Segment Start: Exercise passage
Suzanne Comhaire-Sylvain (1898–1975), was the first female Haitian anthropologist. Suzanne Comhaire-Sylvain was a student of Bronislaw Malinowski who worked in 1949 with Alfred Métraux, and participated in a UNESCO project in Haiti. She married Jean Comhaire, a Belgian who headed the Anthropology Department of University of Nsukka. Subsequently, she worked in Africa.
She was born on November 6, 1898 in Port-au-Prince, Haiti and was the daughter of Georges Sylvain, Haitian activist and symbol of the resistance against the American Occupation, and of Eugénie Malbranche.
She studied in Kingston and Port-au-Prince before she obtained her Bachelor’s degree and Doctorate in Paris. Besides her interest in Haitian folklore and social issues of the condition of women in Haiti and Africa, her research focused on the origins of Creole language; an idiom considered juvenile and worthless at that time. She had chosen a difficult path but her quaint work, disregarded by her peers, sparked the interest of famous Polish anthropologist Bronislaw Malinowski. The latter invited her in London where she became her research assistant while studying at London University and later at the London School of Economics. She also conducted successful research at the British Museum that resulted in her major work regarding the African roots of Haitian Creole.
Suzanne conducted field research in Kenscoff and Marbial (Haiti), Kinshasa (Congo), Lomé (Togo) and Nsukka (Nigeria) worked with renowned anthropologists such as Melville Herskovits and Alfred Metraux who entrusted her and her husband Jean Comhaire with a mission of the UNESCO in Haiti. Suzanne also taught at the New School for Social Research in New York and was appointed member of the United Nations trusteeship council for Togo and Cameroon under French administration.
Segment End: Exercise passage
Segment Start: Material supplied
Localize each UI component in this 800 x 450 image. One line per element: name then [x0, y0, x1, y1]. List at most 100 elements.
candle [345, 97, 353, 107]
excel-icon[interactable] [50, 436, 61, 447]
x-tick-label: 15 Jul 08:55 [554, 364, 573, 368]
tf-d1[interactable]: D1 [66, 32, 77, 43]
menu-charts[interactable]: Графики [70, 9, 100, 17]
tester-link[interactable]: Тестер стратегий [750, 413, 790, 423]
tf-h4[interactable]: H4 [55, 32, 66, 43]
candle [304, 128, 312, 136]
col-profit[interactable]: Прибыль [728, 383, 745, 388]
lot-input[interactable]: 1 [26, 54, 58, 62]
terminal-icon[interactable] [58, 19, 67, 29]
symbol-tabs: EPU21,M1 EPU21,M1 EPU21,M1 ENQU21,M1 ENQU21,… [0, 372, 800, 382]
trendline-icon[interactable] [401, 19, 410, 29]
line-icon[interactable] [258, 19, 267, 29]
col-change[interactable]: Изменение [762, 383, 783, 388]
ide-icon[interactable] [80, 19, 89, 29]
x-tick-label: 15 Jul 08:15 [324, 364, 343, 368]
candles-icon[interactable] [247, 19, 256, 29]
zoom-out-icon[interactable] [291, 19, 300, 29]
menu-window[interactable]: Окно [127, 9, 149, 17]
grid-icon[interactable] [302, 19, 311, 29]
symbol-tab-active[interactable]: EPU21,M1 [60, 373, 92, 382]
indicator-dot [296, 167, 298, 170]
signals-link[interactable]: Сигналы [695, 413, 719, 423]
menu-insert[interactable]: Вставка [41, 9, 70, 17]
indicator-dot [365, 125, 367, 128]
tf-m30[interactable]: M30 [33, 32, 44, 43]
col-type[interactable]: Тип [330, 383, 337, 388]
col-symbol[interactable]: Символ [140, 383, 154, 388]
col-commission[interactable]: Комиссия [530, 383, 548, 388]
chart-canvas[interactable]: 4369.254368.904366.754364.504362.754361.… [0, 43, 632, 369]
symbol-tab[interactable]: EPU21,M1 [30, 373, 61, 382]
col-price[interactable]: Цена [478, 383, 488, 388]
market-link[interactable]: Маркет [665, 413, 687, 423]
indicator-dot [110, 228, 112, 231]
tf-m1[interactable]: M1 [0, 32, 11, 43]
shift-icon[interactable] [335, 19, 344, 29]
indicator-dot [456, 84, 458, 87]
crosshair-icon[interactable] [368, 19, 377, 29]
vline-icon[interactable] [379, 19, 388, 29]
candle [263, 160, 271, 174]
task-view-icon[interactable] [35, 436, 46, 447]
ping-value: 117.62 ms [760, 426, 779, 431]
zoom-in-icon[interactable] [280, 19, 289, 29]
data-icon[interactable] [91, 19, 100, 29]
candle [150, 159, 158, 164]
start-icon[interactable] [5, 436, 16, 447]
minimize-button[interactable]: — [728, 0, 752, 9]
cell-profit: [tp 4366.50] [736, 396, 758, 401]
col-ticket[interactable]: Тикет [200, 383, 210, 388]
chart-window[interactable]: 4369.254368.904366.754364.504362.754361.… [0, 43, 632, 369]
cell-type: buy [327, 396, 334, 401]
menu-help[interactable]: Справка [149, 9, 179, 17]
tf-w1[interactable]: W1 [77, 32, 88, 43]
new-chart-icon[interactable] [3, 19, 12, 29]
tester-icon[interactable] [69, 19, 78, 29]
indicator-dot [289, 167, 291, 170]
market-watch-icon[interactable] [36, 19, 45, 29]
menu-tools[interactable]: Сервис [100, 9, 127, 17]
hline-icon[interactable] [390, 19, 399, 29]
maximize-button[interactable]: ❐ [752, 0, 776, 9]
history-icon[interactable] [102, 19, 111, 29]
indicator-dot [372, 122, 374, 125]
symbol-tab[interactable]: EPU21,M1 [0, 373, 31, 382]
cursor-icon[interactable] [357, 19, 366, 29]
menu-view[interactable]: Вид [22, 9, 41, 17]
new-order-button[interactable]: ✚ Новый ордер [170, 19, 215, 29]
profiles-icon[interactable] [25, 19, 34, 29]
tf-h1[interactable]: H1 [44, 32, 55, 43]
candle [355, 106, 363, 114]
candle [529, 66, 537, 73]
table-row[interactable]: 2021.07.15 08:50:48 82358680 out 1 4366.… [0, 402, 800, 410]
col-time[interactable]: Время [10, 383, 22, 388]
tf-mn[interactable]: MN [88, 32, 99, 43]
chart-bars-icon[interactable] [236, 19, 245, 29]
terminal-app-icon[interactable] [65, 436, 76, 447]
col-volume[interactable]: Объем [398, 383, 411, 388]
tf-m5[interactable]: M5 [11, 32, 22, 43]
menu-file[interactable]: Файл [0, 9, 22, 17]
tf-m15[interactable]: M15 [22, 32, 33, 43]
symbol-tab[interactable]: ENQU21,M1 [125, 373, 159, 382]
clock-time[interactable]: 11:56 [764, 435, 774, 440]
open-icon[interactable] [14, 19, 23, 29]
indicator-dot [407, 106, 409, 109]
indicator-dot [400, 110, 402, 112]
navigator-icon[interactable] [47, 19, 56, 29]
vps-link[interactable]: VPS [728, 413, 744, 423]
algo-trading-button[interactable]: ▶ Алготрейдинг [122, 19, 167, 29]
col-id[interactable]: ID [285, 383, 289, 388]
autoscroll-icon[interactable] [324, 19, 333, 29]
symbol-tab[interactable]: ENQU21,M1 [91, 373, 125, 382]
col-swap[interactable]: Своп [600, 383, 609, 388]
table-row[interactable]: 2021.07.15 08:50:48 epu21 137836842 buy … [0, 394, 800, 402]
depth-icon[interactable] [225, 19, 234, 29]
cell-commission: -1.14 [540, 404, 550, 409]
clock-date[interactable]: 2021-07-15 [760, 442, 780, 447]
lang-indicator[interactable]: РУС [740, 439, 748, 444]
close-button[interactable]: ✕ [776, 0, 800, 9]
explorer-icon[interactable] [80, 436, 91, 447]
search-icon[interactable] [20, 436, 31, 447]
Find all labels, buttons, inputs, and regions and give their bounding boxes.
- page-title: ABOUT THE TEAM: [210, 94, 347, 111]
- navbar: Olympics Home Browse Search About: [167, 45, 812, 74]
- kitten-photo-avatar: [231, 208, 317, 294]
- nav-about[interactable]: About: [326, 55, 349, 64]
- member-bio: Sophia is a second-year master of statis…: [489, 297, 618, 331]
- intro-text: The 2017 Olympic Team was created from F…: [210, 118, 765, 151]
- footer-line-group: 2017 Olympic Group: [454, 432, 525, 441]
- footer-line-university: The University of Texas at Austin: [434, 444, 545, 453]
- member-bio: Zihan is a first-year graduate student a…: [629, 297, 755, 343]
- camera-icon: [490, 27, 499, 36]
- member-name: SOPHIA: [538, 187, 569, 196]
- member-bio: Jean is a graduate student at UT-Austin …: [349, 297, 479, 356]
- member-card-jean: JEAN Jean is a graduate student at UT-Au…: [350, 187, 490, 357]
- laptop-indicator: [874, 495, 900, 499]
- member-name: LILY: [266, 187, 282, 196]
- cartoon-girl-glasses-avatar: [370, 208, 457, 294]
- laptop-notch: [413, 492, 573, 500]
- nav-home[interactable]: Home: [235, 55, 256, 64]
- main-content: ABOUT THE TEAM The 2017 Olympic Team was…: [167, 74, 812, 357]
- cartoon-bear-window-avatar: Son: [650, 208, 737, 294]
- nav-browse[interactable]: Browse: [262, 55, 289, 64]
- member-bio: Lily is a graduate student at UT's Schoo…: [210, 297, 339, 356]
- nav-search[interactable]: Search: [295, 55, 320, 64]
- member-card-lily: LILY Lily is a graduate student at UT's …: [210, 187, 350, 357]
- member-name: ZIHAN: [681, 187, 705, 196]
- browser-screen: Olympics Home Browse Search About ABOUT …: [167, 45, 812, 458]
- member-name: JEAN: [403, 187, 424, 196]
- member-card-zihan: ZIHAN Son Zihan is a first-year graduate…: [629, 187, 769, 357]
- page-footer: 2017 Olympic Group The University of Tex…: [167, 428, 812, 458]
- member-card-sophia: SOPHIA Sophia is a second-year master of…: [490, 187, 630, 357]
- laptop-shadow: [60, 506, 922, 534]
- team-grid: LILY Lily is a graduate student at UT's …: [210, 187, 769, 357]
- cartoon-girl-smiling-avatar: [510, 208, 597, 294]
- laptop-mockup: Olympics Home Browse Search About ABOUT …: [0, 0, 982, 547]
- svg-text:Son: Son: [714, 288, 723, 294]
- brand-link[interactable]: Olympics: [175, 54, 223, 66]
Segment End: Material supplied
### Assignment 1:
Answer these questions about the text on Suzanne Comhaire-Sylvain.
(a) On what date and in what city was she born?
(b) In what city did she obtain her Bachelor's degree and Doctorate?
(c) To which United Nations body was she appointed a member?
### Assignment 2:
Write what comes next in the text on Suzanne Comhaire-Sylvain, starting after its last sentence.

### Your response 1:
(a) November 6, 1898, in Port-au-Prince, Haiti.
(b) Paris.
(c) The United Nations trusteeship council for Togo and Cameroon under French administration.

### Your response 2:
Suzanne came from a very notable family, her uncle being one of the founding fathers of the Pan African movement and her father George Sylvain (1866-1925) was an important figure of the resistance against the American occupation in Haiti. Suzanne was the oldest of a family of seven who impacted Haiti in a positive way. Her sister Yvonne Sylvain (1907-1989) was the first Haitian female physician and the first gynecologist-obstetrician of the country. Many articles by her have been published in the magazine Voix des femmes (Women Voices). She was the mother of Bénito Sylvain, a co-founder of panafricanism, and the sister of Normil Sylvain (1900-1929), poet and founder in 1927 of La Revue indigène. Suzanne's sister Madeleine Sylvain (1905-1970) was one of the founders of the Feminine League for Social Action (Ligue Feminine d’Action Sociale) which fought for women’s legal rights such as equality for married women and suffrage while her brother, the poet Normil Sylvain (1900-1929) was the founder of La Revue Indigène. Finally, her youngest brother Pierre Sylvain (1910-1991) was a botanist who published several reports on coffee production in Ethiopia. Other possible family members include Benito Sylvain and Franck Sylvain.